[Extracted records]
****************************************
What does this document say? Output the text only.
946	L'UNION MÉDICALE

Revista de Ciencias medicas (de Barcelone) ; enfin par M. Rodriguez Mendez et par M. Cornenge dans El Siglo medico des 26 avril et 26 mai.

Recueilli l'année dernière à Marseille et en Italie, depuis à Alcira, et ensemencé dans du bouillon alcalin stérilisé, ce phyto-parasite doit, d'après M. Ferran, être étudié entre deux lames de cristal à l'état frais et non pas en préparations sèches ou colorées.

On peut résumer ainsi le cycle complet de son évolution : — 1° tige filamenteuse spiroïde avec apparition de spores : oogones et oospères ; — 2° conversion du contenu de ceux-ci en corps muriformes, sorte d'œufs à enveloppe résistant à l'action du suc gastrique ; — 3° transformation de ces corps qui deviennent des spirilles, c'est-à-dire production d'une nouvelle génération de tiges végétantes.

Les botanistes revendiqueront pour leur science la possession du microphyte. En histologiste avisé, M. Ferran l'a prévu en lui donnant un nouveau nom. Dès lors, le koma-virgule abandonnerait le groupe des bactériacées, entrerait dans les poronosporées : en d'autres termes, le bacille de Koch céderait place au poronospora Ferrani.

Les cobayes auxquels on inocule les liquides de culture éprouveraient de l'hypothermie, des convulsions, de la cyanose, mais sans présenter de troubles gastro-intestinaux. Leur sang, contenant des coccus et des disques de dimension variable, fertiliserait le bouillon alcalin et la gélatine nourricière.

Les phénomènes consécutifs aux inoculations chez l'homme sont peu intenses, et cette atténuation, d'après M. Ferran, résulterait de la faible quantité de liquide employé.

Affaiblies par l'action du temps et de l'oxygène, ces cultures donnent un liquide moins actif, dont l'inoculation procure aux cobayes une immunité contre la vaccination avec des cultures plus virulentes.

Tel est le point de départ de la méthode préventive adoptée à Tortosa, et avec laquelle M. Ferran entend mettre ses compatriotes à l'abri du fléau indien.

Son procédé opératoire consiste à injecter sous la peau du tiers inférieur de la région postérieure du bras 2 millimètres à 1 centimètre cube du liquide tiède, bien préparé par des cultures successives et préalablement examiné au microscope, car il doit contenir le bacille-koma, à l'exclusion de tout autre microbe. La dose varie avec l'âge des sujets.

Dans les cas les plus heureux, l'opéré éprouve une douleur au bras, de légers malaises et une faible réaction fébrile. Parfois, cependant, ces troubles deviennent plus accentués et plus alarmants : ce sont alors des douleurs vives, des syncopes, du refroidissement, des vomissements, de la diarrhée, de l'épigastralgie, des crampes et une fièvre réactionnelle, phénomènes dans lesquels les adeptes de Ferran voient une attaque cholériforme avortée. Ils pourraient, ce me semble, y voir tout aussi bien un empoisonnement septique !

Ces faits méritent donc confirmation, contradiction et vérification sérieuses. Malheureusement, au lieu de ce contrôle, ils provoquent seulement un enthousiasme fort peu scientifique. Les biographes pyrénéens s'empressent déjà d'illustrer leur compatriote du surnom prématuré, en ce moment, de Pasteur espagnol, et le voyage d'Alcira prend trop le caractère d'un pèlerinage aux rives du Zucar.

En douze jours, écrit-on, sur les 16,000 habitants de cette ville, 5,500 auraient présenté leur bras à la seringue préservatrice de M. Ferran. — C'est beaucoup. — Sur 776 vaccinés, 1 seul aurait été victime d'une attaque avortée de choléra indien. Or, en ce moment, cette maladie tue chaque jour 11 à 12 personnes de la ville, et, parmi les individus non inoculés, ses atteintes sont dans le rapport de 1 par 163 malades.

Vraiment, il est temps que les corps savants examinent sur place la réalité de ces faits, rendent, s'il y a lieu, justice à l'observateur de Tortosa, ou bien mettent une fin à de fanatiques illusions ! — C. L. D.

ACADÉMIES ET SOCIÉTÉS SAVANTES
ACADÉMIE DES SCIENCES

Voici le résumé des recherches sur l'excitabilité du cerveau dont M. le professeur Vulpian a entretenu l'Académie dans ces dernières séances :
****************************************
**Task description**
Copy out the whole listing exactly; please set it all down.

**Correct response**
What does this document say? Output the text only.
946	L'UNION MÉDICALE

Revista de Ciencias medicas (de Barcelone) ; enfin par M. Rodriguez Mendez et par M. Cornenge dans El Siglo medico des 26 avril et 26 mai.

Recueilli l'année dernière à Marseille et en Italie, depuis à Alcira, et ensemencé dans du bouillon alcalin stérilisé, ce phyto-parasite doit, d'après M. Ferran, être étudié entre deux lames de cristal à l'état frais et non pas en préparations sèches ou colorées.

On peut résumer ainsi le cycle complet de son évolution : — 1° tige filamenteuse spiroïde avec apparition de spores : oogones et oospères ; — 2° conversion du contenu de ceux-ci en corps muriformes, sorte d'œufs à enveloppe résistant à l'action du suc gastrique ; — 3° transformation de ces corps qui deviennent des spirilles, c'est-à-dire production d'une nouvelle génération de tiges végétantes.

Les botanistes revendiqueront pour leur science la possession du microphyte. En histologiste avisé, M. Ferran l'a prévu en lui donnant un nouveau nom. Dès lors, le koma-virgule abandonnerait le groupe des bactériacées, entrerait dans les poronosporées : en d'autres termes, le bacille de Koch céderait place au poronospora Ferrani.

Les cobayes auxquels on inocule les liquides de culture éprouveraient de l'hypothermie, des convulsions, de la cyanose, mais sans présenter de troubles gastro-intestinaux. Leur sang, contenant des coccus et des disques de dimension variable, fertiliserait le bouillon alcalin et la gélatine nourricière.

Les phénomènes consécutifs aux inoculations chez l'homme sont peu intenses, et cette atténuation, d'après M. Ferran, résulterait de la faible quantité de liquide employé.

Affaiblies par l'action du temps et de l'oxygène, ces cultures donnent un liquide moins actif, dont l'inoculation procure aux cobayes une immunité contre la vaccination avec des cultures plus virulentes.

Tel est le point de départ de la méthode préventive adoptée à Tortosa, et avec laquelle M. Ferran entend mettre ses compatriotes à l'abri du fléau indien.

Son procédé opératoire consiste à injecter sous la peau du tiers inférieur de la région postérieure du bras 2 millimètres à 1 centimètre cube du liquide tiède, bien préparé par des cultures successives et préalablement examiné au microscope, car il doit contenir le bacille-koma, à l'exclusion de tout autre microbe. La dose varie avec l'âge des sujets.

Dans les cas les plus heureux, l'opéré éprouve une douleur au bras, de légers malaises et une faible réaction fébrile. Parfois, cependant, ces troubles deviennent plus accentués et plus alarmants : ce sont alors des douleurs vives, des syncopes, du refroidissement, des vomissements, de la diarrhée, de l'épigastralgie, des crampes et une fièvre réactionnelle, phénomènes dans lesquels les adeptes de Ferran voient une attaque cholériforme avortée. Ils pourraient, ce me semble, y voir tout aussi bien un empoisonnement septique !

Ces faits méritent donc confirmation, contradiction et vérification sérieuses. Malheureusement, au lieu de ce contrôle, ils provoquent seulement un enthousiasme fort peu scientifique. Les biographes pyrénéens s'empressent déjà d'illustrer leur compatriote du surnom prématuré, en ce moment, de Pasteur espagnol, et le voyage d'Alcira prend trop le caractère d'un pèlerinage aux rives du Zucar.

En douze jours, écrit-on, sur les 16,000 habitants de cette ville, 5,500 auraient présenté leur bras à la seringue préservatrice de M. Ferran. — C'est beaucoup. — Sur 776 vaccinés, 1 seul aurait été victime d'une attaque avortée de choléra indien. Or, en ce moment, cette maladie tue chaque jour 11 à 12 personnes de la ville, et, parmi les individus non inoculés, ses atteintes sont dans le rapport de 1 par 163 malades.

Vraiment, il est temps que les corps savants examinent sur place la réalité de ces faits, rendent, s'il y a lieu, justice à l'observateur de Tortosa, ou bien mettent une fin à de fanatiques illusions ! — C. L. D.

ACADÉMIES ET SOCIÉTÉS SAVANTES
ACADÉMIE DES SCIENCES

Voici le résumé des recherches sur l'excitabilité du cerveau dont M. le professeur Vulpian a entretenu l'Académie dans ces dernières séances :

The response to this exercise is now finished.